TASK BRIEF:
Look through the material below for "username". Copy every line that contains it.
::: EXTRACTED ENTRIES :::
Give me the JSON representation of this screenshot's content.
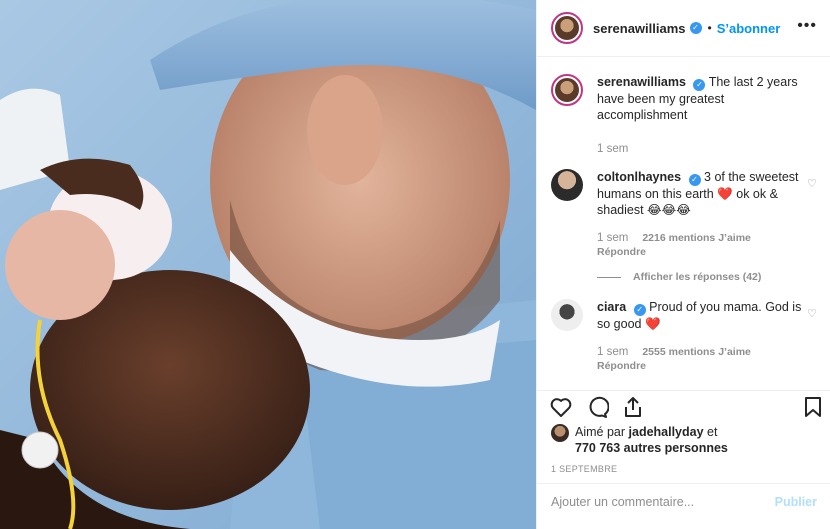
{
  "header": {
    "username": "serenawilliams",
    "verified_mark": "✓",
    "dot": "•",
    "follow_label": "S’abonner",
    "more_label": "•••"
  },
  "caption": {
    "username": "serenawilliams",
    "text": "The last 2 years have been my greatest accomplishment",
    "time": "1 sem"
  },
  "comments": [
    {
      "username": "coltonlhaynes",
      "text": "3 of the sweetest humans on this earth ❤️ ok ok & shadiest 😂😂😂",
      "time": "1 sem",
      "likes": "2216 mentions J’aime",
      "reply": "Répondre",
      "view_replies": "Afficher les réponses (42)"
    },
    {
      "username": "ciara",
      "text": "Proud of you mama. God is so good ❤️",
      "time": "1 sem",
      "likes": "2555 mentions J’aime",
      "reply": "Répondre"
    }
  ],
  "actions": {
    "liked_prefix": "Aimé par",
    "liked_user": "jadehallyday",
    "liked_and": "et",
    "liked_others": "770 763 autres personnes",
    "date": "1 SEPTEMBRE"
  },
  "add_comment": {
    "placeholder": "Ajouter un commentaire...",
    "publish_label": "Publier"
  },
  "icons": [
    "heart-icon",
    "comment-icon",
    "share-icon",
    "bookmark-icon",
    "more-icon",
    "verified-icon"
  ],
  "colors": {
    "accent": "#0095f6",
    "publish_disabled": "#b2dffc",
    "muted": "#8e8e8e",
    "verified": "#3897f0"
  }
}
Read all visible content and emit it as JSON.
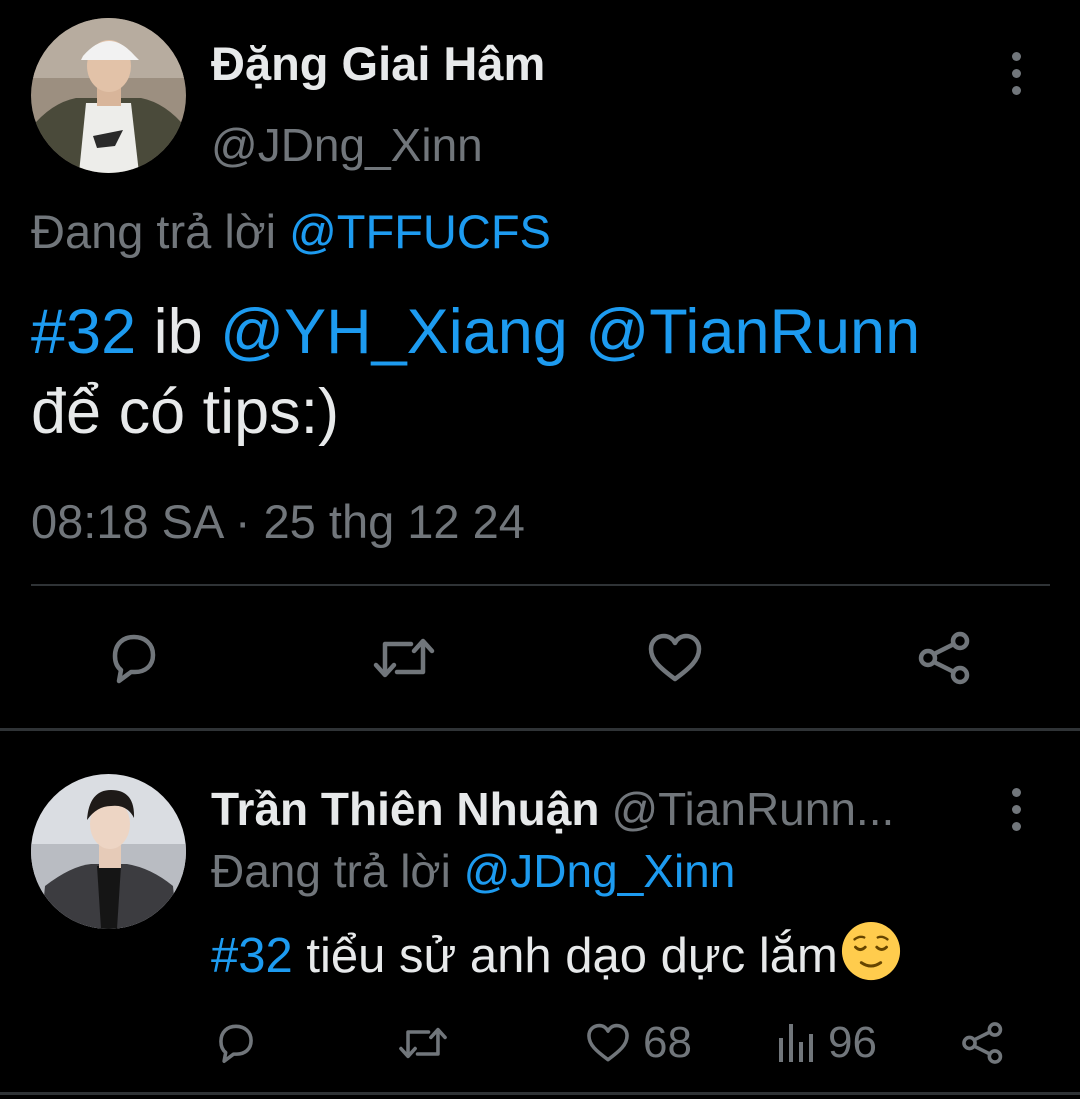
{
  "main_tweet": {
    "display_name": "Đặng Giai Hâm",
    "handle": "@JDng_Xinn",
    "replying_prefix": "Đang trả lời",
    "replying_to": "@TFFUCFS",
    "text_hashtag": "#32",
    "text_part1": " ib ",
    "mention1": "@YH_Xiang",
    "text_space": " ",
    "mention2": "@TianRunn",
    "text_part2": "để có tips:)",
    "timestamp": "08:18 SA · 25 thg 12 24",
    "actions": [
      "reply-icon",
      "retweet-icon",
      "like-icon",
      "share-icon"
    ]
  },
  "reply_tweet": {
    "display_name": "Trần Thiên Nhuận",
    "handle": "@TianRunn...",
    "replying_prefix": "Đang trả lời",
    "replying_to": "@JDng_Xinn",
    "text_hashtag": "#32",
    "text_body": " tiểu sử anh dạo dực lắm",
    "emoji": "relieved-face-emoji",
    "like_count": "68",
    "view_count": "96",
    "actions": [
      "reply-icon",
      "retweet-icon",
      "like-icon",
      "views-icon",
      "share-icon"
    ]
  },
  "colors": {
    "background": "#000000",
    "text_primary": "#E7E9EA",
    "text_secondary": "#71767B",
    "accent": "#1D9BF0",
    "divider": "#2F3336"
  }
}
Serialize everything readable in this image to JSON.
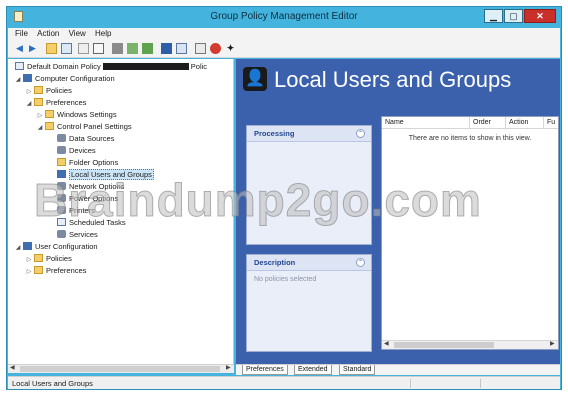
{
  "window": {
    "title": "Group Policy Management Editor",
    "accent": "#44b4df",
    "close_color": "#c9302c"
  },
  "menubar": [
    "File",
    "Action",
    "View",
    "Help"
  ],
  "toolbar_icons": [
    "back-icon",
    "forward-icon",
    "up-icon",
    "show-tree-icon",
    "copy-icon",
    "delete-icon",
    "new-icon",
    "properties-icon",
    "export-icon",
    "help-icon",
    "list-icon",
    "print-icon",
    "stop-icon",
    "add-icon"
  ],
  "tree": {
    "root_label": "Default Domain Policy",
    "root_suffix": "Polic",
    "nodes": [
      {
        "label": "Computer Configuration",
        "exp": "◢"
      },
      {
        "label": "Policies",
        "exp": "▷"
      },
      {
        "label": "Preferences",
        "exp": "◢"
      },
      {
        "label": "Windows Settings",
        "exp": "▷"
      },
      {
        "label": "Control Panel Settings",
        "exp": "◢"
      },
      {
        "label": "Data Sources"
      },
      {
        "label": "Devices"
      },
      {
        "label": "Folder Options"
      },
      {
        "label": "Local Users and Groups"
      },
      {
        "label": "Network Options"
      },
      {
        "label": "Power Options"
      },
      {
        "label": "Printers"
      },
      {
        "label": "Scheduled Tasks"
      },
      {
        "label": "Services"
      },
      {
        "label": "User Configuration",
        "exp": "◢"
      },
      {
        "label": "Policies",
        "exp": "▷"
      },
      {
        "label": "Preferences",
        "exp": "▷"
      }
    ]
  },
  "main": {
    "header_title": "Local Users and Groups",
    "header_color": "#3b61ad",
    "processing": {
      "title": "Processing"
    },
    "description": {
      "title": "Description",
      "body": "No policies selected"
    },
    "columns": [
      "Name",
      "Order",
      "Action",
      "Fu"
    ],
    "empty_text": "There are no items to show in this view."
  },
  "tabs": [
    "Preferences",
    "Extended",
    "Standard"
  ],
  "status": {
    "text": "Local Users and Groups"
  },
  "watermark": "Braindump2go.com"
}
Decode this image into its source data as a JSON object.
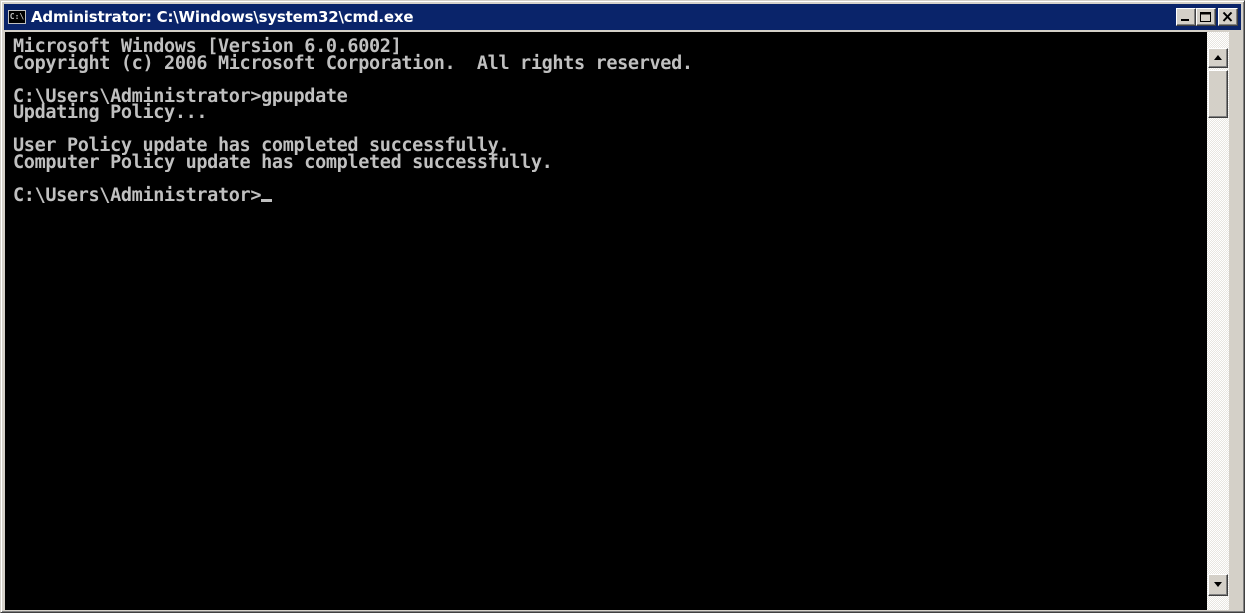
{
  "window": {
    "title": "Administrator: C:\\Windows\\system32\\cmd.exe",
    "icon_label": "C:\\",
    "icon": "cmd-icon"
  },
  "title_buttons": {
    "minimize_icon": "minimize-icon",
    "maximize_icon": "maximize-icon",
    "close_icon": "close-icon"
  },
  "console": {
    "lines": [
      "Microsoft Windows [Version 6.0.6002]",
      "Copyright (c) 2006 Microsoft Corporation.  All rights reserved.",
      "",
      "C:\\Users\\Administrator>gpupdate",
      "Updating Policy...",
      "",
      "User Policy update has completed successfully.",
      "Computer Policy update has completed successfully.",
      "",
      "C:\\Users\\Administrator>"
    ],
    "foreground": "#c0c0c0",
    "background": "#000000"
  },
  "colors": {
    "titlebar": "#0a246a",
    "chrome": "#d4d0c8"
  },
  "scrollbar": {
    "up_icon": "arrow-up-icon",
    "down_icon": "arrow-down-icon"
  }
}
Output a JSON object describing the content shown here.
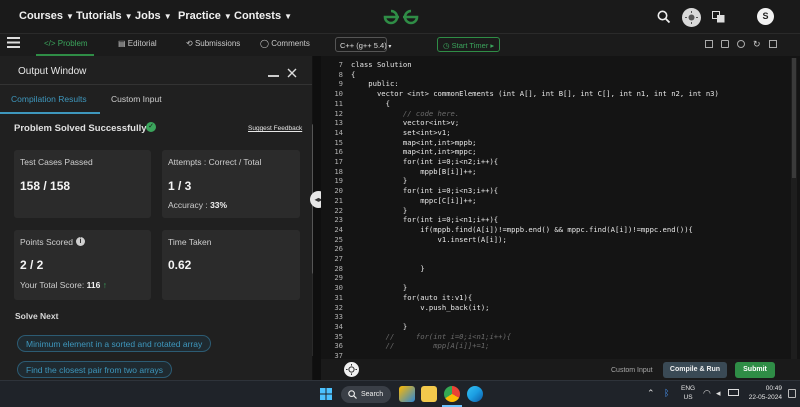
{
  "nav": {
    "items": [
      "Courses",
      "Tutorials",
      "Jobs",
      "Practice",
      "Contests"
    ],
    "logo": "GfG",
    "avatar": "S"
  },
  "tabs": {
    "problem": "Problem",
    "editorial": "Editorial",
    "submissions": "Submissions",
    "comments": "Comments"
  },
  "editor_toolbar": {
    "language": "C++ (g++ 5.4)",
    "start_timer": "Start Timer"
  },
  "output": {
    "title": "Output Window",
    "tab_compile": "Compilation Results",
    "tab_custom": "Custom Input",
    "status": "Problem Solved Successfully",
    "suggest": "Suggest Feedback",
    "tests_label": "Test Cases Passed",
    "tests_value": "158 / 158",
    "attempts_label": "Attempts : Correct / Total",
    "attempts_value": "1 / 3",
    "accuracy_label": "Accuracy :",
    "accuracy_value": "33%",
    "points_label": "Points Scored",
    "points_value": "2 / 2",
    "total_score_label": "Your Total Score:",
    "total_score_value": "116",
    "time_label": "Time Taken",
    "time_value": "0.62",
    "solve_next": "Solve Next",
    "next_1": "Minimum element in a sorted and rotated array",
    "next_2": "Find the closest pair from two arrays"
  },
  "code_lines": [
    {
      "n": "7",
      "t": "class Solution"
    },
    {
      "n": "8",
      "t": "{"
    },
    {
      "n": "9",
      "t": "    public:"
    },
    {
      "n": "10",
      "t": "      vector <int> commonElements (int A[], int B[], int C[], int n1, int n2, int n3)"
    },
    {
      "n": "11",
      "t": "        {"
    },
    {
      "n": "12",
      "t": "            // code here."
    },
    {
      "n": "13",
      "t": "            vector<int>v;"
    },
    {
      "n": "14",
      "t": "            set<int>v1;"
    },
    {
      "n": "15",
      "t": "            map<int,int>mppb;"
    },
    {
      "n": "16",
      "t": "            map<int,int>mppc;"
    },
    {
      "n": "17",
      "t": "            for(int i=0;i<n2;i++){"
    },
    {
      "n": "18",
      "t": "                mppb[B[i]]++;"
    },
    {
      "n": "19",
      "t": "            }"
    },
    {
      "n": "20",
      "t": "            for(int i=0;i<n3;i++){"
    },
    {
      "n": "21",
      "t": "                mppc[C[i]]++;"
    },
    {
      "n": "22",
      "t": "            }"
    },
    {
      "n": "23",
      "t": "            for(int i=0;i<n1;i++){"
    },
    {
      "n": "24",
      "t": "                if(mppb.find(A[i])!=mppb.end() && mppc.find(A[i])!=mppc.end()){"
    },
    {
      "n": "25",
      "t": "                    v1.insert(A[i]);"
    },
    {
      "n": "26",
      "t": ""
    },
    {
      "n": "27",
      "t": ""
    },
    {
      "n": "28",
      "t": "                }"
    },
    {
      "n": "29",
      "t": ""
    },
    {
      "n": "30",
      "t": "            }"
    },
    {
      "n": "31",
      "t": "            for(auto it:v1){"
    },
    {
      "n": "32",
      "t": "                v.push_back(it);"
    },
    {
      "n": "33",
      "t": ""
    },
    {
      "n": "34",
      "t": "            }"
    },
    {
      "n": "35",
      "t": "        //     for(int i=0;i<n1;i++){"
    },
    {
      "n": "36",
      "t": "        //         mpp[A[i]]+=1;"
    },
    {
      "n": "37",
      "t": ""
    }
  ],
  "buttons": {
    "custom_input": "Custom Input",
    "compile_run": "Compile & Run",
    "submit": "Submit"
  },
  "taskbar": {
    "search": "Search",
    "lang1": "ENG",
    "lang2": "US",
    "time": "00:49",
    "date": "22-05-2024"
  },
  "colors": {
    "accent_green": "#2f8d46",
    "link_blue": "#3e97bd",
    "success_green": "#3ba55c"
  }
}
:::
ANSWER TO THE EXERCISE:
    "username": "serenawilliams",
    "username": "serenawilliams",
      "username": "coltonlhaynes",
      "username": "ciara",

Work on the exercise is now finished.